President of the University of Waterloo
- In office 1981–1993
- Preceded by: Burt Matthews
- Succeeded by: James Downey

Personal details
- Born: October 4, 1927 Toronto, Ontario
- Died: May 21, 2020 (aged 92)
- Spouse(s): Margaret Maxwell, Zella Wolofsky
- Children: William Maxwell, Matthew Clyde, Robert Tyndall, Sarah Jane, Anna Marie

= Douglas Tyndall Wright =

Canadian civil engineer (1927–2020)

Douglas Tyndall Wright, (October 4, 1927 – May 21, 2020) was a Canadian civil engineer, civil servant, and university president.

Wright was born in Toronto, Ontario, the son of Etta Frances Tyndall and George Charles Wright. He received a B.A.Sc. from the University of Toronto in 1949, a Master of Science degree in 1952 from the University of Illinois Urbana-Champaign, and a Ph.D. from Trinity College, Cambridge in 1954. In 1954, he joined the Department of Civil Engineering at Queen's University becoming Associate Professor by 1958. In 1958, he became a Professor of Civil Engineering at the University of Waterloo. He was Chairman of the Department of Civil Engineering from 1958 to 1963 and was Dean of the Faculty of Engineering from 1959 to 1966.

From 1967 to 1972, he was the Chairman of the Committee on University Affairs for the Province of Ontario. From 1969 to 1972, he was the Chairman of the Commission on Post Secondary Education in Ontario. From 1972 to 1979, he was Deputy Provincial Secretary for Social Development and from 1979 to 1980, he was Deputy Minister of Culture and Recreation. From 1981 to 1993, he was the President, and Vice-Chancellor of the University of Waterloo. During Wright's tenure at University of Waterloo, and in part because of his influence, The Kitchener-Waterloo region became established as a high-tech mecca and became known as "Silicon Valley North". From 1995 to July 2007, he was a member of the Board of Directors of Research in Motion, Bell Canada, Meloche Monnix Insurance, London Life Insurance Company, Perimeter Institute, Stratford Festival, McMichael Canadian Art Collection, and many more.

━━━━━━

What is expected: Reproduce verbatim the portion of the Douglas Tyndall Wright page that opens with the words containing "From 1967 to" and closes with "and many more.". The listing comes from a separate source and has no connection to the page on Douglas Tyndall Wright.

Dataset rows:
━━━━━━

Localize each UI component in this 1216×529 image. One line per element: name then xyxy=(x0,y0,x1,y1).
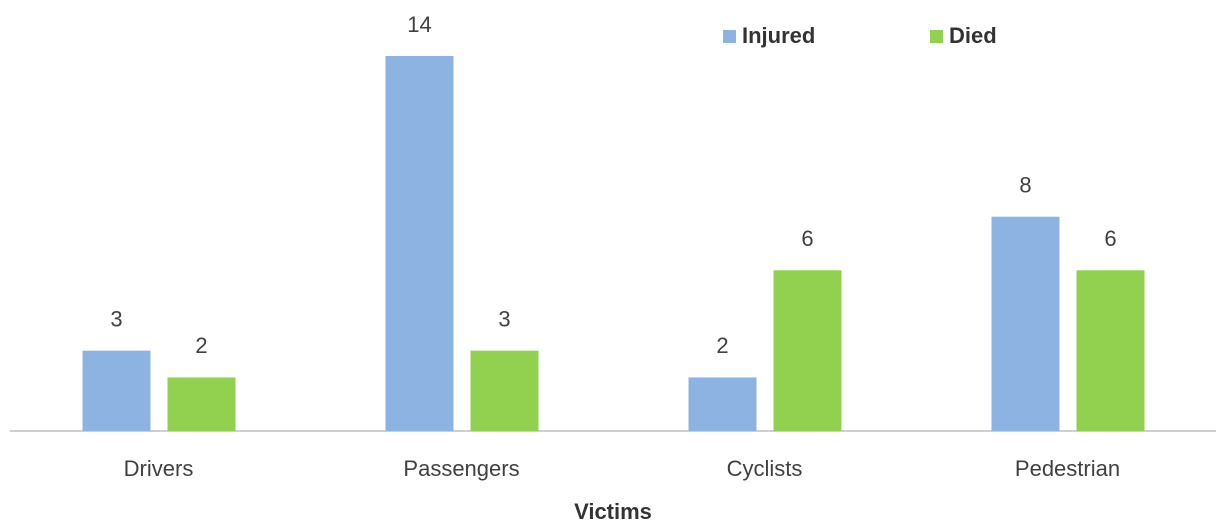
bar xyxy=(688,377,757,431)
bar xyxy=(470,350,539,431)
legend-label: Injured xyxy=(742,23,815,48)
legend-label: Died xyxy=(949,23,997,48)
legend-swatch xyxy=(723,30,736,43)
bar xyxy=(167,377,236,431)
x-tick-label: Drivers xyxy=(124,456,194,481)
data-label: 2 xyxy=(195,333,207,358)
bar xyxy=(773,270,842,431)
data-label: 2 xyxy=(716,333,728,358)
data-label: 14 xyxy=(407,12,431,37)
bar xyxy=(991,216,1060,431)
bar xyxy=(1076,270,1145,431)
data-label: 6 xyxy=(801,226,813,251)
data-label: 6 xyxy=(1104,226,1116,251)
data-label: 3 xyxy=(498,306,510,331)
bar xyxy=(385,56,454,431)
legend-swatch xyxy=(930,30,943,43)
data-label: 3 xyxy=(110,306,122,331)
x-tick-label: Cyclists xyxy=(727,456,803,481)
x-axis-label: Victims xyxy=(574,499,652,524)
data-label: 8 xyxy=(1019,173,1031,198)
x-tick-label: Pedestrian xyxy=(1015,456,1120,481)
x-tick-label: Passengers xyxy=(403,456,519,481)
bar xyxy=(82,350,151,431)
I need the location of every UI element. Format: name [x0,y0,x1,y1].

━━━━━━

Result for this task:
From 1967 to 1972, he was the Chairman of the Committee on University Affairs for the Province of Ontario. From 1969 to 1972, he was the Chairman of the Commission on Post Secondary Education in Ontario. From 1972 to 1979, he was Deputy Provincial Secretary for Social Development and from 1979 to 1980, he was Deputy Minister of Culture and Recreation. From 1981 to 1993, he was the President, and Vice-Chancellor of the University of Waterloo. During Wright's tenure at University of Waterloo, and in part because of his influence, The Kitchener-Waterloo region became established as a high-tech mecca and became known as "Silicon Valley North". From 1995 to July 2007, he was a member of the Board of Directors of Research in Motion, Bell Canada, Meloche Monnix Insurance, London Life Insurance Company, Perimeter Institute, Stratford Festival, McMichael Canadian Art Collection, and many more.